**Goal of the exercise**: Filter the data for lines with the word "name", then copy every line so identified.

**Data provided**:
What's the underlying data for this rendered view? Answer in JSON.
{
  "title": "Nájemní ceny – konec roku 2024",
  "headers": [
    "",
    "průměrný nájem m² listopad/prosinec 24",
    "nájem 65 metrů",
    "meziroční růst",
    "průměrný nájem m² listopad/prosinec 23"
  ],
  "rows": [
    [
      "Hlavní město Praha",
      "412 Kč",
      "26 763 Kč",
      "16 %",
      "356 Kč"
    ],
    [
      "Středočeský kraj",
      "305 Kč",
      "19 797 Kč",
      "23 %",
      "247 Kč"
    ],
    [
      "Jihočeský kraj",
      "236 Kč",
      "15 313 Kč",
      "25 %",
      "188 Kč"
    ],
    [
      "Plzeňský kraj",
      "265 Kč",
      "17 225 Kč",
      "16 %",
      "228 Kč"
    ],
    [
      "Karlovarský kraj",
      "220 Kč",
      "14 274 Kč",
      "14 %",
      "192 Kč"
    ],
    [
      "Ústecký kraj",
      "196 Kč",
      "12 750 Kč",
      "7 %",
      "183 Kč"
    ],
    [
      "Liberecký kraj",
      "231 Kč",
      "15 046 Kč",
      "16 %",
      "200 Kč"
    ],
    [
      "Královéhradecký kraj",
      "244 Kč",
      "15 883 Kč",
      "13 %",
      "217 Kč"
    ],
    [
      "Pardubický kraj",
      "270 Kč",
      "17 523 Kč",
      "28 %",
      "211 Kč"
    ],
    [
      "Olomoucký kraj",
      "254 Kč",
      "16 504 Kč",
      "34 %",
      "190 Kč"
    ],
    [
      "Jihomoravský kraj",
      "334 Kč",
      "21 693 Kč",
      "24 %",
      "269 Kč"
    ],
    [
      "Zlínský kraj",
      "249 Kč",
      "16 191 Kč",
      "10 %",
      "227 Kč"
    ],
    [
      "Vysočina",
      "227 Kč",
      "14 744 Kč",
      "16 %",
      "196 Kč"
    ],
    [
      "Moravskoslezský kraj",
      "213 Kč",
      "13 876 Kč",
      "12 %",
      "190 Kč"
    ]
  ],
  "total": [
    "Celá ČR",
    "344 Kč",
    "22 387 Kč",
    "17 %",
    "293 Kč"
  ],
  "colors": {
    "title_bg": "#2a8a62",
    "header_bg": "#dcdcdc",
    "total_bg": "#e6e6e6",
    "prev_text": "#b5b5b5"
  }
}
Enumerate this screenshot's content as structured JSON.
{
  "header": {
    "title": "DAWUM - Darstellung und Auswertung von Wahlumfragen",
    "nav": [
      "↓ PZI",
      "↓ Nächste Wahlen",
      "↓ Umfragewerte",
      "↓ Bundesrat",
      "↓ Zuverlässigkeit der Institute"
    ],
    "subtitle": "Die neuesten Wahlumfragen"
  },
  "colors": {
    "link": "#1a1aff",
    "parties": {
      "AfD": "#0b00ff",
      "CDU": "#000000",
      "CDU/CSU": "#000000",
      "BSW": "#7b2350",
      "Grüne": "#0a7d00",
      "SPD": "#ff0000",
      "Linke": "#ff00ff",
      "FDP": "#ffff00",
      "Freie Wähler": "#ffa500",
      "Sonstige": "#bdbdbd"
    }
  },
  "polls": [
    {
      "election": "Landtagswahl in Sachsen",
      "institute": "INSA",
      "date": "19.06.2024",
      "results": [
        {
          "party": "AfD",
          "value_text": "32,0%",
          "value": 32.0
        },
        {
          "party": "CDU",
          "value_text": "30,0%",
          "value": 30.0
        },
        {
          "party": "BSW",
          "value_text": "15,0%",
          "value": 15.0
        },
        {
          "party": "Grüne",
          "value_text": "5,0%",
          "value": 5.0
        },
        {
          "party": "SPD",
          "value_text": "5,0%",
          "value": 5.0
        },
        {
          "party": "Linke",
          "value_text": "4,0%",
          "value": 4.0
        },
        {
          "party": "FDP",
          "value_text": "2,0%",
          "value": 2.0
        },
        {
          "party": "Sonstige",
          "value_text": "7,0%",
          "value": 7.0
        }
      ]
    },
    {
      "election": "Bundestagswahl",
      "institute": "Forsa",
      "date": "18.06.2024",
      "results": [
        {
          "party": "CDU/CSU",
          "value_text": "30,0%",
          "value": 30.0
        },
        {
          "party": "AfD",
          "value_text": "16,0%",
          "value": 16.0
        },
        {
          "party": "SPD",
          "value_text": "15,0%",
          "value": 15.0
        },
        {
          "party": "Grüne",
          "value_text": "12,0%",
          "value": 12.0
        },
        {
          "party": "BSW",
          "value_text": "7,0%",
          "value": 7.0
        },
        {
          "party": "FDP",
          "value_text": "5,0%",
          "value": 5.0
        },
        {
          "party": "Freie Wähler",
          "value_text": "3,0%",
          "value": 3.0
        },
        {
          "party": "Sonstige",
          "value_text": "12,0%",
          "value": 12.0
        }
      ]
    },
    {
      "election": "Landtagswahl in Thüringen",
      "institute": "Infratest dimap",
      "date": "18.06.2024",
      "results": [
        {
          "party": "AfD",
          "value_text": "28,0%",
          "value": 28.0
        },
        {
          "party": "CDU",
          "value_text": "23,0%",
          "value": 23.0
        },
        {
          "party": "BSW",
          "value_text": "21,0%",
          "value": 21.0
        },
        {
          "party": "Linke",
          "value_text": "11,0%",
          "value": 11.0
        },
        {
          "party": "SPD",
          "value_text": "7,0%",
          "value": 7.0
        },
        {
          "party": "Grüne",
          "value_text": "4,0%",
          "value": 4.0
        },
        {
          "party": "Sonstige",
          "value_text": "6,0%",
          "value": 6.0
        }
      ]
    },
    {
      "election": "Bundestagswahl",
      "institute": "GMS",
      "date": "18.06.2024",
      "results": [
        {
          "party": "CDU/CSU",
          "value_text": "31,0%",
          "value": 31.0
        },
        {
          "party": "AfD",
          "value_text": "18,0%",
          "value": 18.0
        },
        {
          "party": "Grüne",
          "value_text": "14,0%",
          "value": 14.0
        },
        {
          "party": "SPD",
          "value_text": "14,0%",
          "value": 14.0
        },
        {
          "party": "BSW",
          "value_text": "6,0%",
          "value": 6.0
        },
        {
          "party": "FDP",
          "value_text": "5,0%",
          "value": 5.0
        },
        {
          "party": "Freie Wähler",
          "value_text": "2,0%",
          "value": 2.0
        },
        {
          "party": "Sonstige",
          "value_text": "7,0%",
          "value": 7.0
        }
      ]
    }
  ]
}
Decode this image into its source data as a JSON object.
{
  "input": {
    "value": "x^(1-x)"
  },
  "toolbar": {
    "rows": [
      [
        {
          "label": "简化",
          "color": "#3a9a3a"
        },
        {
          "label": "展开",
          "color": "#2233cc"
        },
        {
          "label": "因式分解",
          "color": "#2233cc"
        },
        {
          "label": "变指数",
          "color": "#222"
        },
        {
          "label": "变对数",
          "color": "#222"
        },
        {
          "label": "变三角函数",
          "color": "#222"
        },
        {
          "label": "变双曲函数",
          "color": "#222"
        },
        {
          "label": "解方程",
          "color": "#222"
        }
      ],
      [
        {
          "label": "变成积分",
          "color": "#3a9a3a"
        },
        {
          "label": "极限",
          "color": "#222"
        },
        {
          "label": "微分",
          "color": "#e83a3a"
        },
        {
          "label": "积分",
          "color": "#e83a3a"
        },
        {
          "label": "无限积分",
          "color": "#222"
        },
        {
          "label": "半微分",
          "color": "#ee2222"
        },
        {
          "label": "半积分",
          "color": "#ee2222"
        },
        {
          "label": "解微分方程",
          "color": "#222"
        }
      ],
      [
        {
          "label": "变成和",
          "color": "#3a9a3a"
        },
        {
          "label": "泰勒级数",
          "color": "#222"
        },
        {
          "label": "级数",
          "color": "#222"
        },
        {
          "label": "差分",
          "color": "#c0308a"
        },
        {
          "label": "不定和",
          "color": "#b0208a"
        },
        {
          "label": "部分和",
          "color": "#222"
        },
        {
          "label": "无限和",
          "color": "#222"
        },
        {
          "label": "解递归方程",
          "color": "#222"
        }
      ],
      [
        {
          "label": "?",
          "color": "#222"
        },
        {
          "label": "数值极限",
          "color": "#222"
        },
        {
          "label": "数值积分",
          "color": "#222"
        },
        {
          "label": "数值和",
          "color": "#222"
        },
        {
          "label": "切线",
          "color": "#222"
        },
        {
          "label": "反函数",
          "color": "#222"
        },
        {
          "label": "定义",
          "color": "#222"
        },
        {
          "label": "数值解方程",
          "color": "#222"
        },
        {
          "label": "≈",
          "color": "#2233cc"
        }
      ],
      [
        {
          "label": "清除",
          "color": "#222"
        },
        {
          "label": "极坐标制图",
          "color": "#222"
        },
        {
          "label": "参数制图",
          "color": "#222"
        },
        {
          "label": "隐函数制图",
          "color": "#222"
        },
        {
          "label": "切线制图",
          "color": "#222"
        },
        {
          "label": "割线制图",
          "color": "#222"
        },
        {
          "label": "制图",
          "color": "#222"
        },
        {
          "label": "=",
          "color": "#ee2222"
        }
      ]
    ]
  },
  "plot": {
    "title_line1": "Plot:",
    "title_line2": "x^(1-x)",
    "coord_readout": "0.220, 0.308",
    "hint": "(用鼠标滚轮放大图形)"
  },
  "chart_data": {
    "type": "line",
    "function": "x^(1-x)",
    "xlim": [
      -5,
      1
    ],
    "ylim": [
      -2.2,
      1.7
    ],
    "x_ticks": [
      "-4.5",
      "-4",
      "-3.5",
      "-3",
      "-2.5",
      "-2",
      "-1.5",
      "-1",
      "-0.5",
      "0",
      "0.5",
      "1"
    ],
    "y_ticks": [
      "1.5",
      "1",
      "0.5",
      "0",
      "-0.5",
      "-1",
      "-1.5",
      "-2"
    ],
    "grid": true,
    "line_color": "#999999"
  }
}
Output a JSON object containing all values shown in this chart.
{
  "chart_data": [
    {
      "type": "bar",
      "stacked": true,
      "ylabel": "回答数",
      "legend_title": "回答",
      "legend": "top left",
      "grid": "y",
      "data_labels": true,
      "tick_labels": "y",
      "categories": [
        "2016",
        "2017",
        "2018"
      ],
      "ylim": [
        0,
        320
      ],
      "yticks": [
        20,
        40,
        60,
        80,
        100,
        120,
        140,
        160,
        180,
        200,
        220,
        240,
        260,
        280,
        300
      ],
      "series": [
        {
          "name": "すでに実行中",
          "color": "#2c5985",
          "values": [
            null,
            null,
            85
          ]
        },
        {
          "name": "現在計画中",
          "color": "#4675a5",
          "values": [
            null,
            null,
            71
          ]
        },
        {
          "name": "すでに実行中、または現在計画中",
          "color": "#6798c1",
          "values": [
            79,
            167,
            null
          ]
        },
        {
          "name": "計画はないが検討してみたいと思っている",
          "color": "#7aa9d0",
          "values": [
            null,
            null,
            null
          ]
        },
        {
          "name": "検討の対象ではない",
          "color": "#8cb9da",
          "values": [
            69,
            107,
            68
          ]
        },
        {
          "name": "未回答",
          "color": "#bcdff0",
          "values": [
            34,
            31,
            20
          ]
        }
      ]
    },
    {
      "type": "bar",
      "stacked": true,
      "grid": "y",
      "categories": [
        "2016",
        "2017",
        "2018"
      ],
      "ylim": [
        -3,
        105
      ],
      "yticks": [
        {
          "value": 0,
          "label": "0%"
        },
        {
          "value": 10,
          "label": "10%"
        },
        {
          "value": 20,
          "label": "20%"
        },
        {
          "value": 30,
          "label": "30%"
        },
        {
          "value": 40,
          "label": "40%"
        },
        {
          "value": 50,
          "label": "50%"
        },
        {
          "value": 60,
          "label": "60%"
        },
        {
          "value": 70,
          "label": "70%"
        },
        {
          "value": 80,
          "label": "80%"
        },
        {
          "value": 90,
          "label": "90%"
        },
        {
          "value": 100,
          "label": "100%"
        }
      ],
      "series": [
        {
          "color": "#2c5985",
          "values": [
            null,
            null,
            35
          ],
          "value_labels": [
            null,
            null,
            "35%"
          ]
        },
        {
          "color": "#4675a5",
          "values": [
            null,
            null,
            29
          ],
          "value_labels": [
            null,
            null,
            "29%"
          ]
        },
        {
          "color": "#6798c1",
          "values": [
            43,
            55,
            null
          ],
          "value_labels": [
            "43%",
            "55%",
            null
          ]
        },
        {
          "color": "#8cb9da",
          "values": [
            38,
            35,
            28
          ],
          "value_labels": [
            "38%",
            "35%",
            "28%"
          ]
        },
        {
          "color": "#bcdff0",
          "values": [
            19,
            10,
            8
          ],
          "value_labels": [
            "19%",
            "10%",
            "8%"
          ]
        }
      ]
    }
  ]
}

**Correct result**:
          "name": "すでに実行中",
          "name": "現在計画中",
          "name": "すでに実行中、または現在計画中",
          "name": "計画はないが検討してみたいと思っている",
          "name": "検討の対象ではない",
          "name": "未回答",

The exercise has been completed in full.